- **Request**
Check every line of the entries that follow, and copy the ones containing "Associate".

Data records
----------

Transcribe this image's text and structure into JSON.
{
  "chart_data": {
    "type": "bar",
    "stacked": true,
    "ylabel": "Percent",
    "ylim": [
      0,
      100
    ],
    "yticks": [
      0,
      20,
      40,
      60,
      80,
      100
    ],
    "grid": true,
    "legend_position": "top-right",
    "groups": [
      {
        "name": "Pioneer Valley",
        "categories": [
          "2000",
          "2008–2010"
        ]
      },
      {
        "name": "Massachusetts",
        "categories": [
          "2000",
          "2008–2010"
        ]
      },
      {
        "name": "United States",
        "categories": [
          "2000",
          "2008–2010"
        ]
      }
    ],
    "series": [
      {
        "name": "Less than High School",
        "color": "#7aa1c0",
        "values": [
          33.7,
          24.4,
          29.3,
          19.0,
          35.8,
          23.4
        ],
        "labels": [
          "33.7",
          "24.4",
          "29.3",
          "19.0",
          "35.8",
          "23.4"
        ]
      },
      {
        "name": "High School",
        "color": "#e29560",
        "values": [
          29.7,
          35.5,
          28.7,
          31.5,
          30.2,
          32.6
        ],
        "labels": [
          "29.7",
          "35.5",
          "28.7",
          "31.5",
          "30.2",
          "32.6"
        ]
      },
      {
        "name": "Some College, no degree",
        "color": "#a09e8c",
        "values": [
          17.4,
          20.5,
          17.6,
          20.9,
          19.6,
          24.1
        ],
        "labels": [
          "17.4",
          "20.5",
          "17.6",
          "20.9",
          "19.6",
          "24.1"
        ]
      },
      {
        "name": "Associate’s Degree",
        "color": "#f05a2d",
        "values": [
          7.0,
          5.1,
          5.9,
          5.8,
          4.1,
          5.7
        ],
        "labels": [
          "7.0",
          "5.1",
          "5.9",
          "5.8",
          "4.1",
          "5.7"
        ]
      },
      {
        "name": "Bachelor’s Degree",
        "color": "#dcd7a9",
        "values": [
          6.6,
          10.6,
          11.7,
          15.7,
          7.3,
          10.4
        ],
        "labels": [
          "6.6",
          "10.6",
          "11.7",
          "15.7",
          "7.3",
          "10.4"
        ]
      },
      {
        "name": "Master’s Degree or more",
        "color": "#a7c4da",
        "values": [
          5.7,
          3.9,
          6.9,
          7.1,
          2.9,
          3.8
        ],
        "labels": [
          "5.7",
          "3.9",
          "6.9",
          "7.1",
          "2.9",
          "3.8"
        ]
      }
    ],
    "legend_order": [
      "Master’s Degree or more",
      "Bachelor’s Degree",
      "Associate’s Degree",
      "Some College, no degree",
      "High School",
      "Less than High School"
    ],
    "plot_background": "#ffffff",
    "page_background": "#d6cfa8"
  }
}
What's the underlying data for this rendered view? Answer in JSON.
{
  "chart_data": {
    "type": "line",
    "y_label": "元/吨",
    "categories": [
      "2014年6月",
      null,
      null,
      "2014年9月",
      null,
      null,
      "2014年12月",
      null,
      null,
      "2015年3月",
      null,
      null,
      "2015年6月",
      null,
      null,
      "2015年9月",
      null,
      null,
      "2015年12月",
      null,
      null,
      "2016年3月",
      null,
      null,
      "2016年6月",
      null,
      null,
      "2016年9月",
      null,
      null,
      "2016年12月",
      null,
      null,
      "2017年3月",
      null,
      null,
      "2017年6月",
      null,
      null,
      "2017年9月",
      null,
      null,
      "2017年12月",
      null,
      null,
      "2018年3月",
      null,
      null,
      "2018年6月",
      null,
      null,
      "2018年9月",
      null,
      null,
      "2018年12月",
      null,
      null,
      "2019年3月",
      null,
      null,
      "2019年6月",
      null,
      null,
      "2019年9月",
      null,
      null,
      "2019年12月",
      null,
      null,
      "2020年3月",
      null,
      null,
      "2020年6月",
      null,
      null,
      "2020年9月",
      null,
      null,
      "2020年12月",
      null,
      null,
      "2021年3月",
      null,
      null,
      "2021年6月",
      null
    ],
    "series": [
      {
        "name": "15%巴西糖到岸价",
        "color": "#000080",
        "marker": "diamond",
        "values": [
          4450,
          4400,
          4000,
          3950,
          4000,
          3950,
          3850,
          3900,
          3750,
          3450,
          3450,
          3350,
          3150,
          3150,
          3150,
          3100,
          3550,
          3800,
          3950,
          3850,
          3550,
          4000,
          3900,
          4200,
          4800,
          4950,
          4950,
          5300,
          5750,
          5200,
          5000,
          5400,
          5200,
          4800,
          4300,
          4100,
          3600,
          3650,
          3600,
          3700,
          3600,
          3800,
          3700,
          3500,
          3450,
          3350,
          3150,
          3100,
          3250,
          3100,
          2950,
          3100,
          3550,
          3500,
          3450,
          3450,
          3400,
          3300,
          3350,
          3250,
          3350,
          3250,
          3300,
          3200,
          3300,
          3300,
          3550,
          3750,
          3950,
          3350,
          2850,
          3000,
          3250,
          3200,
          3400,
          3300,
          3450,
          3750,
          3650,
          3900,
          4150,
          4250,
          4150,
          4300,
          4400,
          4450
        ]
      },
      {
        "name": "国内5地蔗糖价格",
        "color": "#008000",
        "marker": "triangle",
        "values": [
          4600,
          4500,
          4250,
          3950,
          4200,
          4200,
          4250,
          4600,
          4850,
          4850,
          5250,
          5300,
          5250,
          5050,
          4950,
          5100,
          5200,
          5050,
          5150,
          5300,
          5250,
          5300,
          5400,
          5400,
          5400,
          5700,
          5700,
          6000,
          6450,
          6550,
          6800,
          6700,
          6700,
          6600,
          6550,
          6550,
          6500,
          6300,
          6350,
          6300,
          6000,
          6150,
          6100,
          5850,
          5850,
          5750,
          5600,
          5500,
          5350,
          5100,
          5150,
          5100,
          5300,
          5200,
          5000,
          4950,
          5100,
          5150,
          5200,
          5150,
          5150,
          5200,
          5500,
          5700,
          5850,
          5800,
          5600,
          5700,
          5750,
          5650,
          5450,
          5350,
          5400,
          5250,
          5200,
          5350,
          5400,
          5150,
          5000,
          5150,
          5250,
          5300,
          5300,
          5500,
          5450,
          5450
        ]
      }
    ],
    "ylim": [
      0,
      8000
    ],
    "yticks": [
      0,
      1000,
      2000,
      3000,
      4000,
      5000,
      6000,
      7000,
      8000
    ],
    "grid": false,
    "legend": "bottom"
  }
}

----------

- **Written solution**
        "name": "Associate’s Degree",
      "Associate’s Degree",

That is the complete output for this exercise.